__Problem to solve__: Find every line with the word "liitetään" and give their count, nothing else.

__Supplied records__:

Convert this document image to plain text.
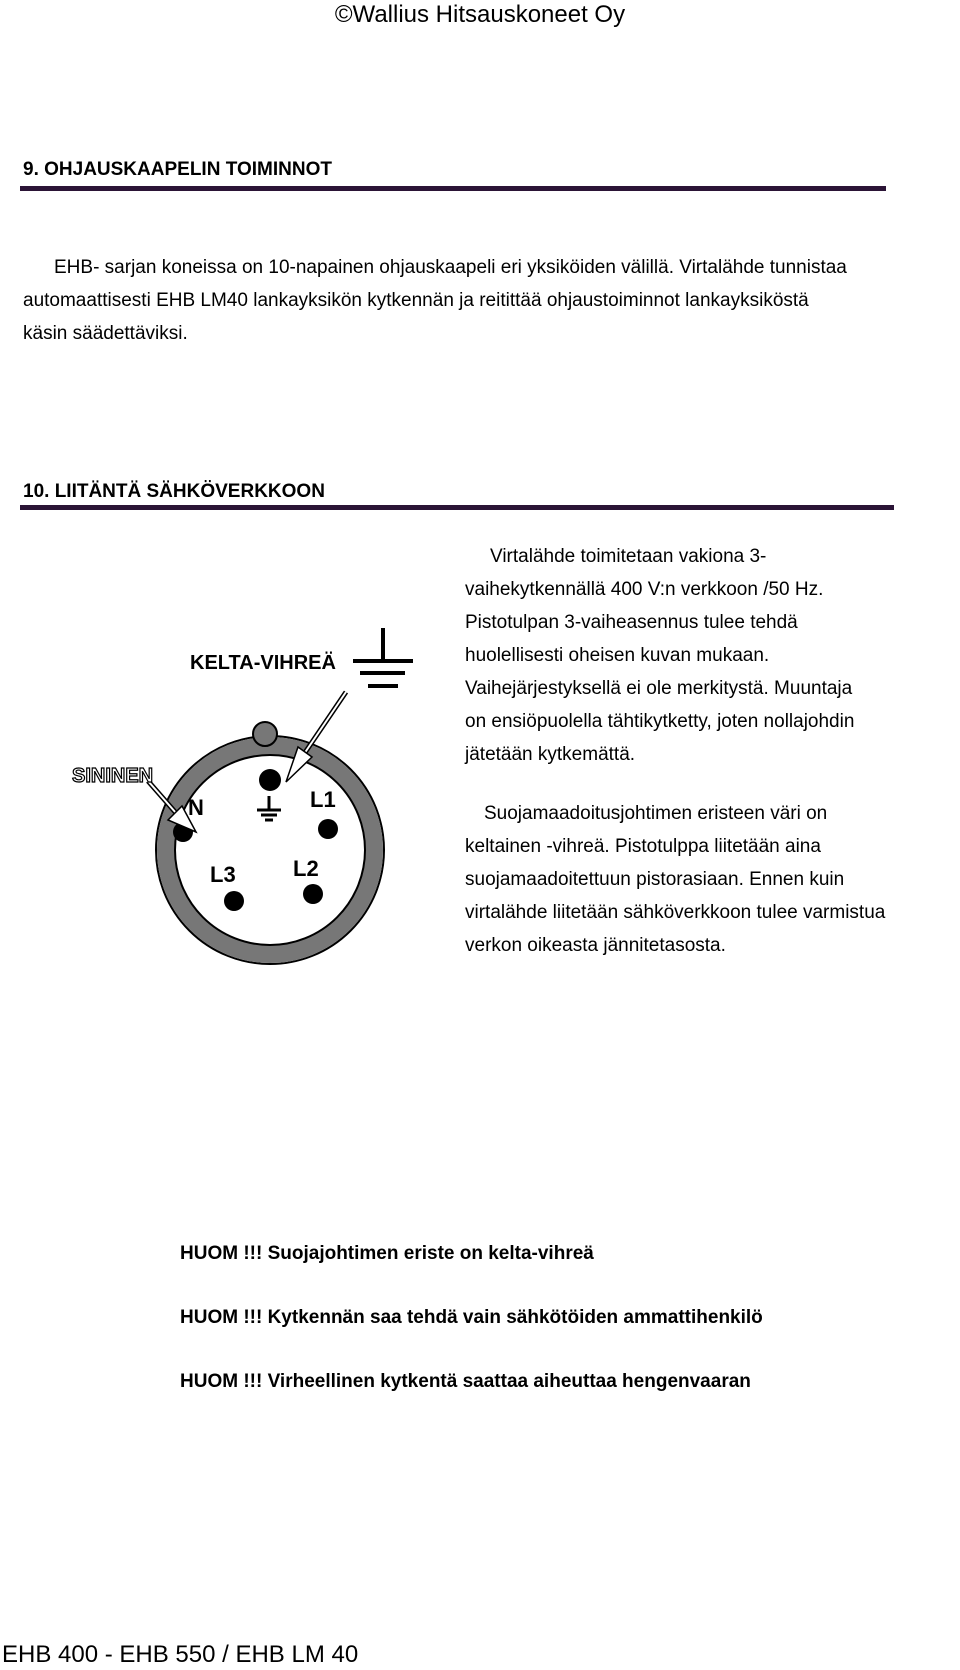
©Wallius Hitsauskoneet Oy
9. OHJAUSKAAPELIN TOIMINNOT
EHB- sarjan koneissa on 10-napainen ohjauskaapeli eri yksiköiden välillä. Virtalähde tunnistaa
automaattisesti EHB LM40 lankayksikön kytkennän ja reitittää ohjaustoiminnot lankayksiköstä
käsin säädettäviksi.
10. LIITÄNTÄ SÄHKÖVERKKOON
Virtalähde toimitetaan vakiona 3-
vaihekytkennällä 400 V:n verkkoon /50 Hz.
Pistotulpan 3-vaiheasennus tulee tehdä
huolellisesti oheisen kuvan mukaan.
Vaihejärjestyksellä ei ole merkitystä. Muuntaja
on ensiöpuolella tähtikytketty, joten nollajohdin
jätetään kytkemättä.
Suojamaadoitusjohtimen eristeen väri on
keltainen -vihreä. Pistotulppa liitetään aina
suojamaadoitettuun pistorasiaan. Ennen kuin
virtalähde liitetään sähköverkkoon tulee varmistua
verkon oikeasta jännitetasosta.
KELTA-VIHREÄ
SININEN
N	L1
L3	L2
HUOM !!! Suojajohtimen eriste on kelta-vihreä
HUOM !!! Kytkennän saa tehdä vain sähkötöiden ammattihenkilö
HUOM !!! Virheellinen kytkentä saattaa aiheuttaa hengenvaaran
EHB 400 - EHB 550 / EHB LM 40
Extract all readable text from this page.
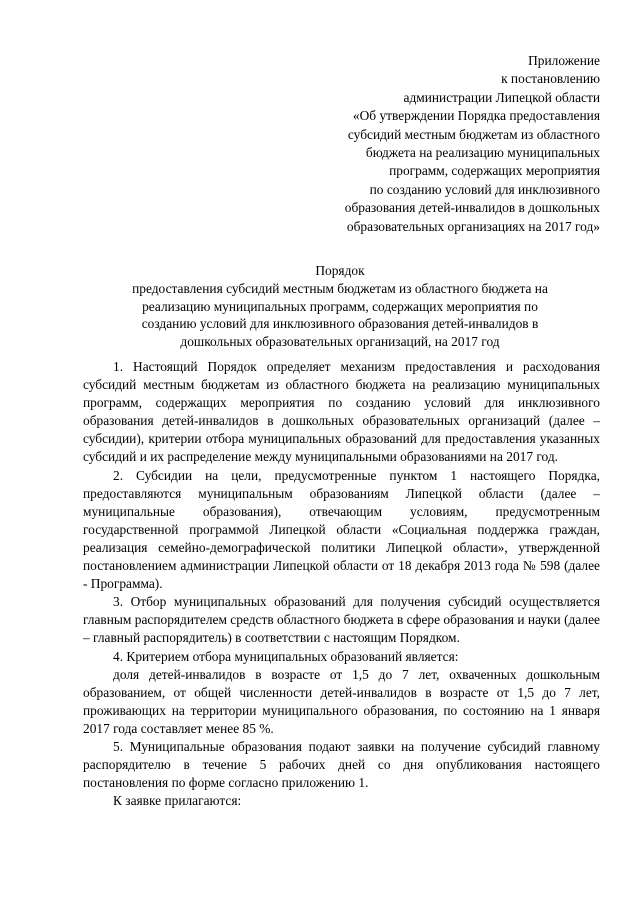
Приложение
к постановлению
администрации Липецкой области
«Об утверждении Порядка предоставления
субсидий местным бюджетам из областного
бюджета на реализацию муниципальных
программ, содержащих мероприятия
по созданию условий для инклюзивного
образования детей-инвалидов в дошкольных
образовательных организациях на 2017 год»
Порядок
предоставления субсидий местным бюджетам из областного бюджета на
реализацию муниципальных программ, содержащих мероприятия по
созданию условий для инклюзивного образования детей-инвалидов в
дошкольных образовательных организаций, на 2017 год

1. Настоящий Порядок определяет механизм предоставления и расходования субсидий местным бюджетам из областного бюджета на реализацию муниципальных программ, содержащих мероприятия по созданию условий для инклюзивного образования детей-инвалидов в дошкольных образовательных организаций (далее – субсидии), критерии отбора муниципальных образований для предоставления указанных субсидий и их распределение между муниципальными образованиями на 2017 год.

2. Субсидии на цели, предусмотренные пунктом 1 настоящего Порядка, предоставляются муниципальным образованиям Липецкой области (далее – муниципальные образования), отвечающим условиям, предусмотренным государственной программой Липецкой области «Социальная поддержка граждан, реализация семейно-демографической политики Липецкой области», утвержденной постановлением администрации Липецкой области от 18 декабря 2013 года № 598 (далее - Программа).

3. Отбор муниципальных образований для получения субсидий осуществляется главным распорядителем средств областного бюджета в сфере образования и науки (далее – главный распорядитель) в соответствии с настоящим Порядком.

4. Критерием отбора муниципальных образований является:

доля детей-инвалидов в возрасте от 1,5 до 7 лет, охваченных дошкольным образованием, от общей численности детей-инвалидов в возрасте от 1,5 до 7 лет, проживающих на территории муниципального образования, по состоянию на 1 января 2017 года составляет менее 85 %.

5. Муниципальные образования подают заявки на получение субсидий главному распорядителю в течение 5 рабочих дней со дня опубликования настоящего постановления по форме согласно приложению 1.

К заявке прилагаются:
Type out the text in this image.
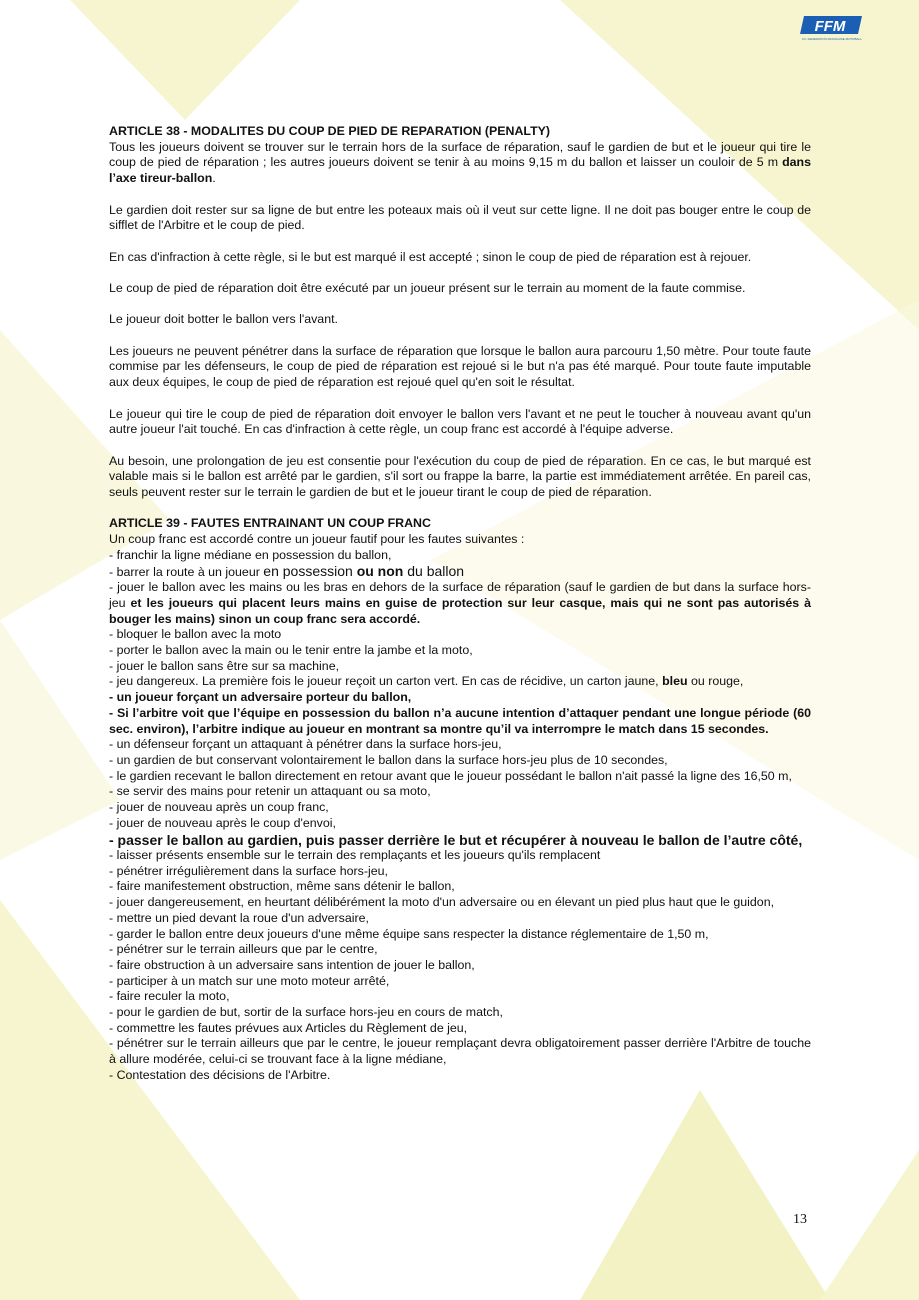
FFM
F.F. FEDERATION FRANCAISE MOTOBALL

ARTICLE 38 - MODALITES DU COUP DE PIED DE REPARATION (PENALTY)

Tous les joueurs doivent se trouver sur le terrain hors de la surface de réparation, sauf le gardien de but et le joueur qui tire le coup de pied de réparation ; les autres joueurs doivent se tenir à au moins 9,15 m du ballon et laisser un couloir de 5 m dans l’axe tireur-ballon.

Le gardien doit rester sur sa ligne de but entre les poteaux mais où il veut sur cette ligne. Il ne doit pas bouger entre le coup de sifflet de l'Arbitre et le coup de pied.

En cas d'infraction à cette règle, si le but est marqué il est accepté ; sinon le coup de pied de réparation est à rejouer.

Le coup de pied de réparation doit être exécuté par un joueur présent sur le terrain au moment de la faute commise.

Le joueur doit botter le ballon vers l'avant.

Les joueurs ne peuvent pénétrer dans la surface de réparation que lorsque le ballon aura parcouru 1,50 mètre. Pour toute faute commise par les défenseurs, le coup de pied de réparation est rejoué si le but n'a pas été marqué. Pour toute faute imputable aux deux équipes, le coup de pied de réparation est rejoué quel qu'en soit le résultat.

Le joueur qui tire le coup de pied de réparation doit envoyer le ballon vers l'avant et ne peut le toucher à nouveau avant qu'un autre joueur l'ait touché. En cas d'infraction à cette règle, un coup franc est accordé à l'équipe adverse.

Au besoin, une prolongation de jeu est consentie pour l'exécution du coup de pied de réparation. En ce cas, le but marqué est valable mais si le ballon est arrêté par le gardien, s'il sort ou frappe la barre, la partie est immédiatement arrêtée. En pareil cas, seuls peuvent rester sur le terrain le gardien de but et le joueur tirant le coup de pied de réparation.

ARTICLE 39 - FAUTES ENTRAINANT UN COUP FRANC

Un coup franc est accordé contre un joueur fautif pour les fautes suivantes :

- franchir la ligne médiane en possession du ballon,

- barrer la route à un joueur en possession ou non du ballon

- jouer le ballon avec les mains ou les bras en dehors de la surface de réparation (sauf le gardien de but dans la surface hors-jeu et les joueurs qui placent leurs mains en guise de protection sur leur casque, mais qui ne sont pas autorisés à bouger les mains) sinon un coup franc sera accordé.

- bloquer le ballon avec la moto

- porter le ballon avec la main ou le tenir entre la jambe et la moto,

- jouer le ballon sans être sur sa machine,

- jeu dangereux. La première fois le joueur reçoit un carton vert. En cas de récidive, un carton jaune, bleu ou rouge,

- un joueur forçant un adversaire porteur du ballon,

- Si l’arbitre voit que l’équipe en possession du ballon n’a aucune intention d’attaquer pendant une longue période (60 sec. environ), l’arbitre indique au joueur en montrant sa montre qu’il va interrompre le match dans 15 secondes.

- un défenseur forçant un attaquant à pénétrer dans la surface hors-jeu,

- un gardien de but conservant volontairement le ballon dans la surface hors-jeu plus de 10 secondes,

- le gardien recevant le ballon directement en retour avant que le joueur possédant le ballon n'ait passé la ligne des 16,50 m,

- se servir des mains pour retenir un attaquant ou sa moto,

- jouer de nouveau après un coup franc,

- jouer de nouveau après le coup d'envoi,

- passer le ballon au gardien, puis passer derrière le but et récupérer à nouveau le ballon de l’autre côté,

- laisser présents ensemble sur le terrain des remplaçants et les joueurs qu'ils remplacent

- pénétrer irrégulièrement dans la surface hors-jeu,

- faire manifestement obstruction, même sans détenir le ballon,

- jouer dangereusement, en heurtant délibérément la moto d'un adversaire ou en élevant un pied plus haut que le guidon,

- mettre un pied devant la roue d'un adversaire,

- garder le ballon entre deux joueurs d'une même équipe sans respecter la distance réglementaire de 1,50 m,

- pénétrer sur le terrain ailleurs que par le centre,

- faire obstruction à un adversaire sans intention de jouer le ballon,

- participer à un match sur une moto moteur arrêté,

- faire reculer la moto,

- pour le gardien de but, sortir de la surface hors-jeu en cours de match,

- commettre les fautes prévues aux Articles du Règlement de jeu,

- pénétrer sur le terrain ailleurs que par le centre, le joueur remplaçant devra obligatoirement passer derrière l'Arbitre de touche à allure modérée, celui-ci se trouvant face à la ligne médiane,

- Contestation des décisions de l'Arbitre.

13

__Worked answer__: 2